Locate and copy each line in the data that contains the word "Compliance".
+--
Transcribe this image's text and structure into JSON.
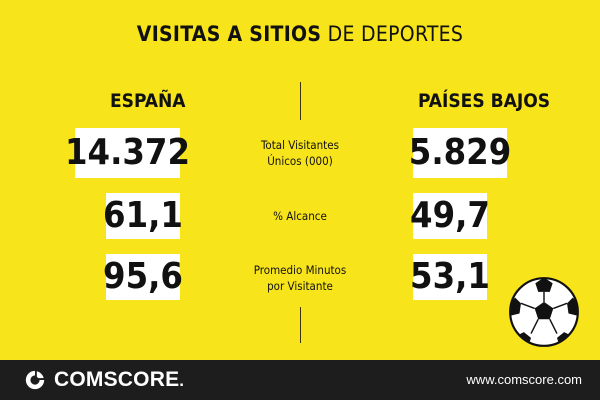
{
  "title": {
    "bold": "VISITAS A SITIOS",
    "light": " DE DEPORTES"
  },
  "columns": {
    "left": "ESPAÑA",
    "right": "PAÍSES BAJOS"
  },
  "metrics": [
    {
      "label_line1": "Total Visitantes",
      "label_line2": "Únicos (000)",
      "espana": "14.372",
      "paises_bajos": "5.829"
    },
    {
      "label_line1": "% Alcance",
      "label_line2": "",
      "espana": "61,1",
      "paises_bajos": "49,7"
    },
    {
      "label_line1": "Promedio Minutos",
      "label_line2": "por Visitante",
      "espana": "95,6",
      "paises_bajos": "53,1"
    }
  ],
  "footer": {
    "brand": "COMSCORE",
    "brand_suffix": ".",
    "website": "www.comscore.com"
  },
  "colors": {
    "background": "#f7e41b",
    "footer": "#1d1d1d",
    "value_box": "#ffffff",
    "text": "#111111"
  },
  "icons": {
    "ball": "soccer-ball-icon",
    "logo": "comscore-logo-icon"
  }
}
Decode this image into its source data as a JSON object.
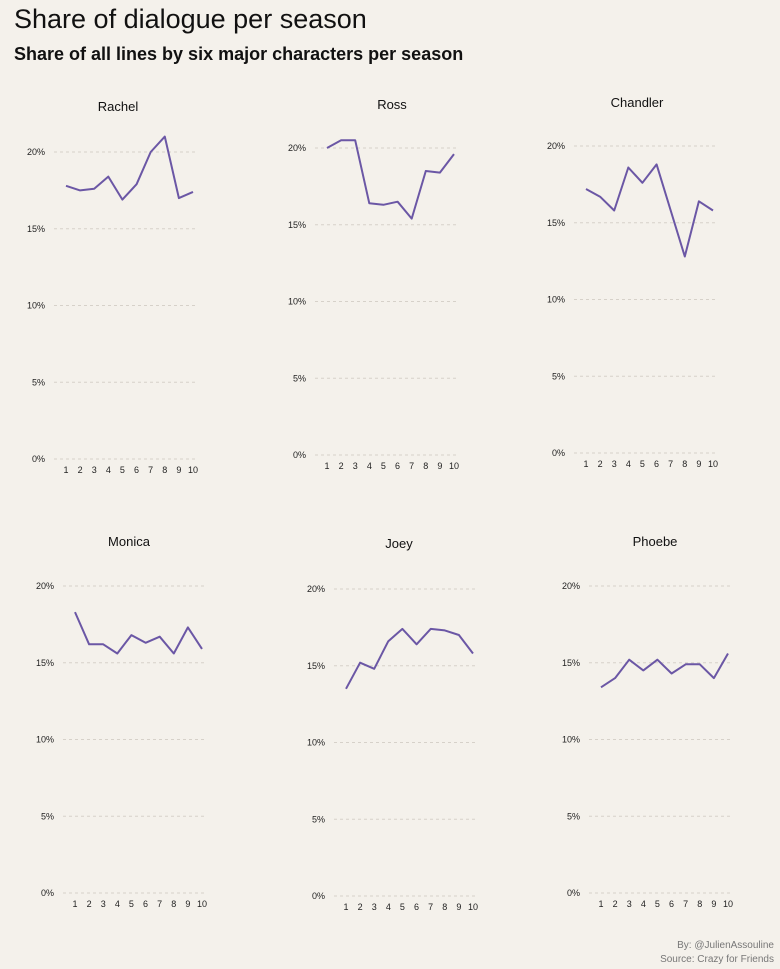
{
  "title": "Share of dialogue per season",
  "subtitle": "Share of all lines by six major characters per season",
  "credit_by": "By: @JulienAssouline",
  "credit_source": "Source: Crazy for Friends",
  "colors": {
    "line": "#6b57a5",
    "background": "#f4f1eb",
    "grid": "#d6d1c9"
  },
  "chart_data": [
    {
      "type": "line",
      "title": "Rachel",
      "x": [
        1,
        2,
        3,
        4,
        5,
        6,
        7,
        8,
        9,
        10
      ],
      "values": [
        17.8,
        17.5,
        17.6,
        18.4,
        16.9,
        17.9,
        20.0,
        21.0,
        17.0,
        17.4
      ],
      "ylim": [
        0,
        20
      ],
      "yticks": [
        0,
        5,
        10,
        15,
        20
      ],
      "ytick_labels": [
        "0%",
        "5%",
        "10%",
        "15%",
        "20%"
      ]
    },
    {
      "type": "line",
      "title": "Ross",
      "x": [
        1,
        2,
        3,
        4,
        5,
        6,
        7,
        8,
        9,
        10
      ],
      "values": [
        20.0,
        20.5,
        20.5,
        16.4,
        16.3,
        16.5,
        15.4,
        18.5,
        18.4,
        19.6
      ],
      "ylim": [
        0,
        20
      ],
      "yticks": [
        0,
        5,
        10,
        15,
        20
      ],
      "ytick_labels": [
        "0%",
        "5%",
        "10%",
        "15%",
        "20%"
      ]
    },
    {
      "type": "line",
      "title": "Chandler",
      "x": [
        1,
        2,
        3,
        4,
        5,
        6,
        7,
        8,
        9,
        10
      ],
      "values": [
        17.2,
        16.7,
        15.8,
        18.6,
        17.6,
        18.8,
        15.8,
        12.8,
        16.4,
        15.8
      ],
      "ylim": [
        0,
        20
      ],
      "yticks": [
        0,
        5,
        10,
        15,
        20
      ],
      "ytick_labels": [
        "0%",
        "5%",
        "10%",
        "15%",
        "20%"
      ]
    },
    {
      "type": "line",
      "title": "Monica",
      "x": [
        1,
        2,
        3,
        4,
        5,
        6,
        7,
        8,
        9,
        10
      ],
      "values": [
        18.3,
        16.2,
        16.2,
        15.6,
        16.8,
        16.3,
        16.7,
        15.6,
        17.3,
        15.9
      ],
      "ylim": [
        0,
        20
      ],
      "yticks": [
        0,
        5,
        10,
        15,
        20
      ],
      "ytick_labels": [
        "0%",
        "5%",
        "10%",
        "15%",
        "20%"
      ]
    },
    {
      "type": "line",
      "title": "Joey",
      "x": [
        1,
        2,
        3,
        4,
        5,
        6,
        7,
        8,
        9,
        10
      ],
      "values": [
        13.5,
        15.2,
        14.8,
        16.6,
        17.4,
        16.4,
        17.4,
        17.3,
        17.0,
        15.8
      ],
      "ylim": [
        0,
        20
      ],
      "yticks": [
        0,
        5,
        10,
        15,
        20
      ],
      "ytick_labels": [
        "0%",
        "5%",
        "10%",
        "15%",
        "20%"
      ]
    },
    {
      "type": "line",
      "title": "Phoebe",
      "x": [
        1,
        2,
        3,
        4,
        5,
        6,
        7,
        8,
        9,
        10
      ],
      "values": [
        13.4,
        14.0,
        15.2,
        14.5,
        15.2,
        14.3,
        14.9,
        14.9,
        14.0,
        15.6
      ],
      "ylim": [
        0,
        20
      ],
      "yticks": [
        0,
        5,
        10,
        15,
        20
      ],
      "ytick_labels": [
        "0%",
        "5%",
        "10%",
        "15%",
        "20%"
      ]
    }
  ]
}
+--
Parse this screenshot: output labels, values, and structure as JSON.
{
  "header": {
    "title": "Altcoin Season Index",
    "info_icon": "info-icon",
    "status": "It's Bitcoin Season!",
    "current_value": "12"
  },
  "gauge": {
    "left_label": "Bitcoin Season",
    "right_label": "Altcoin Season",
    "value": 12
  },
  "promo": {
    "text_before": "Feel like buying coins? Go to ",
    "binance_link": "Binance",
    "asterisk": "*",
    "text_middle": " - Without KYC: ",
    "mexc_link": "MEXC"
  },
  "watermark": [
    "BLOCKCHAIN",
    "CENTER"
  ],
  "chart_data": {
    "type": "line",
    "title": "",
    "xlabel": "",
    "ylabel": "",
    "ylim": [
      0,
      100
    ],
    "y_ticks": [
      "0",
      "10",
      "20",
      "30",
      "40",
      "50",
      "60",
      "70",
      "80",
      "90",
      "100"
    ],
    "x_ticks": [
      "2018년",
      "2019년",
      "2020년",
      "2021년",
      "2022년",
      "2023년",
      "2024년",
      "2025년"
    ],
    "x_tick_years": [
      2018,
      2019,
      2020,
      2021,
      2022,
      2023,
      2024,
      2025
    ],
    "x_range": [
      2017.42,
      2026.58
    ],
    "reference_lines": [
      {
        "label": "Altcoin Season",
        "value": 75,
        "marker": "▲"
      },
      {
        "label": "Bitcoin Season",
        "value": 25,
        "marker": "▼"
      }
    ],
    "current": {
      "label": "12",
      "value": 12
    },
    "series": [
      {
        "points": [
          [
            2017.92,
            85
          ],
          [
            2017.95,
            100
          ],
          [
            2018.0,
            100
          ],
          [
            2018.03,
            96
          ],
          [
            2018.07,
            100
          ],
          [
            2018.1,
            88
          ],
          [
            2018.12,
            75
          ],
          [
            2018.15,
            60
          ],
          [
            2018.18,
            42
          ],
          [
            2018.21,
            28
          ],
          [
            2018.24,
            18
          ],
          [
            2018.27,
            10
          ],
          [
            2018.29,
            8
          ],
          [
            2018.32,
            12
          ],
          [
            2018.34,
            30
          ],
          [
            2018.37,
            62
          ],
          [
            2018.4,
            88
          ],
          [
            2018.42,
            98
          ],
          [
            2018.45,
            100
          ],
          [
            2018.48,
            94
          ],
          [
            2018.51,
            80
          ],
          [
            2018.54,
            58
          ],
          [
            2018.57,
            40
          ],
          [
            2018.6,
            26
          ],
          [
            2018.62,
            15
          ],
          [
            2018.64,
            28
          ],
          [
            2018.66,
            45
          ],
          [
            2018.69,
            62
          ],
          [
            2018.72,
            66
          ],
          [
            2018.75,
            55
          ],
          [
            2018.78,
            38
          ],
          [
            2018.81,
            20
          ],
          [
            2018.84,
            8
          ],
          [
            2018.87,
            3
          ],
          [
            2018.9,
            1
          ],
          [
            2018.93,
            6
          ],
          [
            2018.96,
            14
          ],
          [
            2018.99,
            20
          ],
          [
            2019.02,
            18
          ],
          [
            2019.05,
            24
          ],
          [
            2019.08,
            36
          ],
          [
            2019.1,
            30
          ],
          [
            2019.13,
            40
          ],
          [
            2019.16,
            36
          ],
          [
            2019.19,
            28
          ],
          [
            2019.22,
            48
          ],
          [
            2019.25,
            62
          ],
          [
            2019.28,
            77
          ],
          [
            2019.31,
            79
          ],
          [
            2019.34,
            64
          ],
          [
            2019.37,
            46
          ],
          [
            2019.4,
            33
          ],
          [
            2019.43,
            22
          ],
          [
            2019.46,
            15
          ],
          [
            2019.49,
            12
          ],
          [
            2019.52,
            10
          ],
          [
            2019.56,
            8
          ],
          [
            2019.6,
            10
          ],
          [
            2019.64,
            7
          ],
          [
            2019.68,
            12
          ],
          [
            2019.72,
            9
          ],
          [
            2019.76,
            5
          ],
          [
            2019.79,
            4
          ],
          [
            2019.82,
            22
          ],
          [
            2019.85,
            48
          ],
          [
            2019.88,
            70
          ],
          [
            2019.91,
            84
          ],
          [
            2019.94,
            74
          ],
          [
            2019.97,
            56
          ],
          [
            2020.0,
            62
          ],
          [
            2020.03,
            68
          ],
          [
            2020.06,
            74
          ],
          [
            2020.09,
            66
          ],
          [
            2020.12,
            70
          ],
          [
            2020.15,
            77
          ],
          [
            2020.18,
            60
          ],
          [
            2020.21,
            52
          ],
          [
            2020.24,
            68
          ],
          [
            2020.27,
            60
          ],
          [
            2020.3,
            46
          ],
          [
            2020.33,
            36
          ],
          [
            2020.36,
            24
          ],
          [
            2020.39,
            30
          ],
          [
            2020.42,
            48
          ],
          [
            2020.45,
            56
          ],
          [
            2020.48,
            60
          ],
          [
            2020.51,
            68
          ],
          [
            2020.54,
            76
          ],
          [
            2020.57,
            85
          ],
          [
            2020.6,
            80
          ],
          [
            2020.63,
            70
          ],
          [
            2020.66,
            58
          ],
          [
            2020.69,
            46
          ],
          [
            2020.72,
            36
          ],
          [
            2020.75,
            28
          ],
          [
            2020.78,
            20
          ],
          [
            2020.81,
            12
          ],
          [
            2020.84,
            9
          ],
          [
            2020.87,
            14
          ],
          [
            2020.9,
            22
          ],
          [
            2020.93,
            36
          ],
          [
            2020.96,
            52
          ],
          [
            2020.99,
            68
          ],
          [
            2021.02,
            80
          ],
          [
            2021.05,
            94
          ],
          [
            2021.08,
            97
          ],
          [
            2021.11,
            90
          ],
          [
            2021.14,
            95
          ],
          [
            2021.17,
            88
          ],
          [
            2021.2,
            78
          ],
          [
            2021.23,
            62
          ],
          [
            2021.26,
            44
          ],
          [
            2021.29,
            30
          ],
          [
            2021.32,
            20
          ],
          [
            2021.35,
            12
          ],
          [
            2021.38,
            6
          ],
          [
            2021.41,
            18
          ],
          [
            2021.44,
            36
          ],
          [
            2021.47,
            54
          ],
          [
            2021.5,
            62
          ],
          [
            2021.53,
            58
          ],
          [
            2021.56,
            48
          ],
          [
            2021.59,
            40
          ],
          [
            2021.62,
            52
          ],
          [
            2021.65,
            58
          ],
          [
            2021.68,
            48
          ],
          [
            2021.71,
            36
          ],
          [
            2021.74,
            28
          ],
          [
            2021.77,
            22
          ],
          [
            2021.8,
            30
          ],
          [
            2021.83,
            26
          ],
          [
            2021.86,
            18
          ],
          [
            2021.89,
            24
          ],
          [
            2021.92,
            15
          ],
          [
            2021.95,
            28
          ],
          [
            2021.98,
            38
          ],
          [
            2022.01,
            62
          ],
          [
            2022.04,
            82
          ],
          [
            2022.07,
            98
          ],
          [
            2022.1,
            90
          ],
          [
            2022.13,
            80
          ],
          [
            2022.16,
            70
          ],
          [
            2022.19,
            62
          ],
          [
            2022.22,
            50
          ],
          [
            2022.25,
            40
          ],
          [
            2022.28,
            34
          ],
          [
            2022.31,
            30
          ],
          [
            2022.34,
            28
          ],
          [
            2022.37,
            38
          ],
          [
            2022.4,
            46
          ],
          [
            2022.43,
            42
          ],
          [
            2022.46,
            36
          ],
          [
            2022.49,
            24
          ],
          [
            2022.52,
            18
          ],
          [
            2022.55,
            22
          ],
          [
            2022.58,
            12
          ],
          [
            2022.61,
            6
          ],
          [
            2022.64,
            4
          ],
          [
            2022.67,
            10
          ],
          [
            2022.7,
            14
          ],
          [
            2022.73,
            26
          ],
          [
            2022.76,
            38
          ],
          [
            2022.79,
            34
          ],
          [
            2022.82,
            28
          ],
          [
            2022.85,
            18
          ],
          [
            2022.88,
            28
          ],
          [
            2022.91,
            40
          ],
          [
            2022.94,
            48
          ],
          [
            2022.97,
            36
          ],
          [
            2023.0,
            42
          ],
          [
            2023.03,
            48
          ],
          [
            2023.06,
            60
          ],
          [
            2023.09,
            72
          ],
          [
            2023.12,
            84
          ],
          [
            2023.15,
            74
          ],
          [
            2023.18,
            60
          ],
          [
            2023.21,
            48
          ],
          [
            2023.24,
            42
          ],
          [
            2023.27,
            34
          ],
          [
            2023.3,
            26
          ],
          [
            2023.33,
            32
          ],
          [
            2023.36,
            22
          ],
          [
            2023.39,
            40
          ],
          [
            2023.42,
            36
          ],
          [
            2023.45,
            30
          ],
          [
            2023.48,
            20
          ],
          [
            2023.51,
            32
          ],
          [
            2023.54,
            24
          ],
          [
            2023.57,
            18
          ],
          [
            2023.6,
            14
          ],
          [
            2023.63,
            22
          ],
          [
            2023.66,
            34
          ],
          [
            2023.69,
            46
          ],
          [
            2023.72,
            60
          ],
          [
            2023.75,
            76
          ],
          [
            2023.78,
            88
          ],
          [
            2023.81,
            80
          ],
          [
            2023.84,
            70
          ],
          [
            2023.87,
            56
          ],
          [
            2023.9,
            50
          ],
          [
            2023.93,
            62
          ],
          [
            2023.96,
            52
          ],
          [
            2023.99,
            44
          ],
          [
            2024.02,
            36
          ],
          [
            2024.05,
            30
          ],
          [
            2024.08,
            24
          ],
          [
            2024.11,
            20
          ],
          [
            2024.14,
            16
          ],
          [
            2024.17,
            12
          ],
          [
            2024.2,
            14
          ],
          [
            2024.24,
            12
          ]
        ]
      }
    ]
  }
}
+--
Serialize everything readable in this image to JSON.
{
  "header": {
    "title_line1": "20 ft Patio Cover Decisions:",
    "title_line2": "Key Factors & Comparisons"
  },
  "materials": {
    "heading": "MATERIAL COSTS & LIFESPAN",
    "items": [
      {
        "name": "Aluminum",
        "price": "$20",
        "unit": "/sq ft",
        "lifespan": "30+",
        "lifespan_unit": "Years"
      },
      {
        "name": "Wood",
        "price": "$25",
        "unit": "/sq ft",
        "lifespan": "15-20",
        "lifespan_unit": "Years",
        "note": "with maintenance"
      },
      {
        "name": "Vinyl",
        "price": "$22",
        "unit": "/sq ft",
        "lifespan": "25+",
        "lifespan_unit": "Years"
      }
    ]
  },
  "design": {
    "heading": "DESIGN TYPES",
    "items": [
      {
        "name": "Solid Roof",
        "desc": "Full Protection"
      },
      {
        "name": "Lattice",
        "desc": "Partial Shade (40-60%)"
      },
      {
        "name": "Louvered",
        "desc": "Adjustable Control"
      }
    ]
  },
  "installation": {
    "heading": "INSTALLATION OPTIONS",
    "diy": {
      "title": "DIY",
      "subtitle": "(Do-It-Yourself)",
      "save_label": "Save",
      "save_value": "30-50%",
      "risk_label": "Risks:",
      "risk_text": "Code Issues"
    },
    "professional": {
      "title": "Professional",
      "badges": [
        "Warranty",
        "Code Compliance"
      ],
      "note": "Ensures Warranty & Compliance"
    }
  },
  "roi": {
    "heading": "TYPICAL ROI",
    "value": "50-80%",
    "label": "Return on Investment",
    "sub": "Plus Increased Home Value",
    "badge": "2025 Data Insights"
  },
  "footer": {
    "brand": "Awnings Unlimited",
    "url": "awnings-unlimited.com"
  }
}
+--
### Output for this exercise:
        "Code Compliance"
      "note": "Ensures Warranty & Compliance"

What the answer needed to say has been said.